> [The exercise]:
Copy out every record below with complete accuracy.

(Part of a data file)
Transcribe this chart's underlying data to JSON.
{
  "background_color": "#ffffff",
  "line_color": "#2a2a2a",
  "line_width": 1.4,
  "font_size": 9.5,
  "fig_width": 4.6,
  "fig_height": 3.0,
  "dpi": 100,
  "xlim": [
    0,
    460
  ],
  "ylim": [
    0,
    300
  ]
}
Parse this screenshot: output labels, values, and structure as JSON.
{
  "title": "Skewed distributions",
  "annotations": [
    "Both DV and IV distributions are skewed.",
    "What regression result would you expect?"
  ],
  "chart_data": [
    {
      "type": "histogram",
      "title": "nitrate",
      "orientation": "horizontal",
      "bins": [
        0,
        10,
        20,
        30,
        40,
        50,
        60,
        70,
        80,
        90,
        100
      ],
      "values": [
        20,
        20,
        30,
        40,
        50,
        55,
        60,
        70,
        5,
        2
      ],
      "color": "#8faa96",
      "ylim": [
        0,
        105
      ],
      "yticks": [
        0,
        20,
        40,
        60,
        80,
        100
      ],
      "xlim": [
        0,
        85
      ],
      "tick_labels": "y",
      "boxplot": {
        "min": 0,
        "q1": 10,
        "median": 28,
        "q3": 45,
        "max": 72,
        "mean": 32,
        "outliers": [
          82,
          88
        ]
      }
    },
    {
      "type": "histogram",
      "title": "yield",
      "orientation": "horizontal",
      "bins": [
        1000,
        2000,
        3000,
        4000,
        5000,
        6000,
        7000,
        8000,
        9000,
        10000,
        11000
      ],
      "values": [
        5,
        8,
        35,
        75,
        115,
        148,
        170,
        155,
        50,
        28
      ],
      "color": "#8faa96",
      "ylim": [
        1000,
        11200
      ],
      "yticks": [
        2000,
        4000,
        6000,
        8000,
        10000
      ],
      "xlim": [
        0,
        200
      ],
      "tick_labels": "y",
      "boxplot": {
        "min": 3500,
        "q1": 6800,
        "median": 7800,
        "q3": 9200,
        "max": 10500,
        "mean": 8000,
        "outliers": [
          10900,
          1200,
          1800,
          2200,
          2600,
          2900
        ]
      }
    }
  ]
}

> [Answer to the task]:
Transcribe this chart's underlying data to JSON.
{
  "background_color": "#ffffff",
  "line_color": "#2a2a2a",
  "line_width": 1.4,
  "font_size": 9.5,
  "fig_width": 4.6,
  "fig_height": 3.0,
  "dpi": 100,
  "xlim": [
    0,
    460
  ],
  "ylim": [
    0,
    300
  ]
}
Parse this screenshot: output labels, values, and structure as JSON.
{
  "title": "Skewed distributions",
  "annotations": [
    "Both DV and IV distributions are skewed.",
    "What regression result would you expect?"
  ],
  "chart_data": [
    {
      "type": "histogram",
      "title": "nitrate",
      "orientation": "horizontal",
      "bins": [
        0,
        10,
        20,
        30,
        40,
        50,
        60,
        70,
        80,
        90,
        100
      ],
      "values": [
        20,
        20,
        30,
        40,
        50,
        55,
        60,
        70,
        5,
        2
      ],
      "color": "#8faa96",
      "ylim": [
        0,
        105
      ],
      "yticks": [
        0,
        20,
        40,
        60,
        80,
        100
      ],
      "xlim": [
        0,
        85
      ],
      "tick_labels": "y",
      "boxplot": {
        "min": 0,
        "q1": 10,
        "median": 28,
        "q3": 45,
        "max": 72,
        "mean": 32,
        "outliers": [
          82,
          88
        ]
      }
    },
    {
      "type": "histogram",
      "title": "yield",
      "orientation": "horizontal",
      "bins": [
        1000,
        2000,
        3000,
        4000,
        5000,
        6000,
        7000,
        8000,
        9000,
        10000,
        11000
      ],
      "values": [
        5,
        8,
        35,
        75,
        115,
        148,
        170,
        155,
        50,
        28
      ],
      "color": "#8faa96",
      "ylim": [
        1000,
        11200
      ],
      "yticks": [
        2000,
        4000,
        6000,
        8000,
        10000
      ],
      "xlim": [
        0,
        200
      ],
      "tick_labels": "y",
      "boxplot": {
        "min": 3500,
        "q1": 6800,
        "median": 7800,
        "q3": 9200,
        "max": 10500,
        "mean": 8000,
        "outliers": [
          10900,
          1200,
          1800,
          2200,
          2600,
          2900
        ]
      }
    }
  ]
}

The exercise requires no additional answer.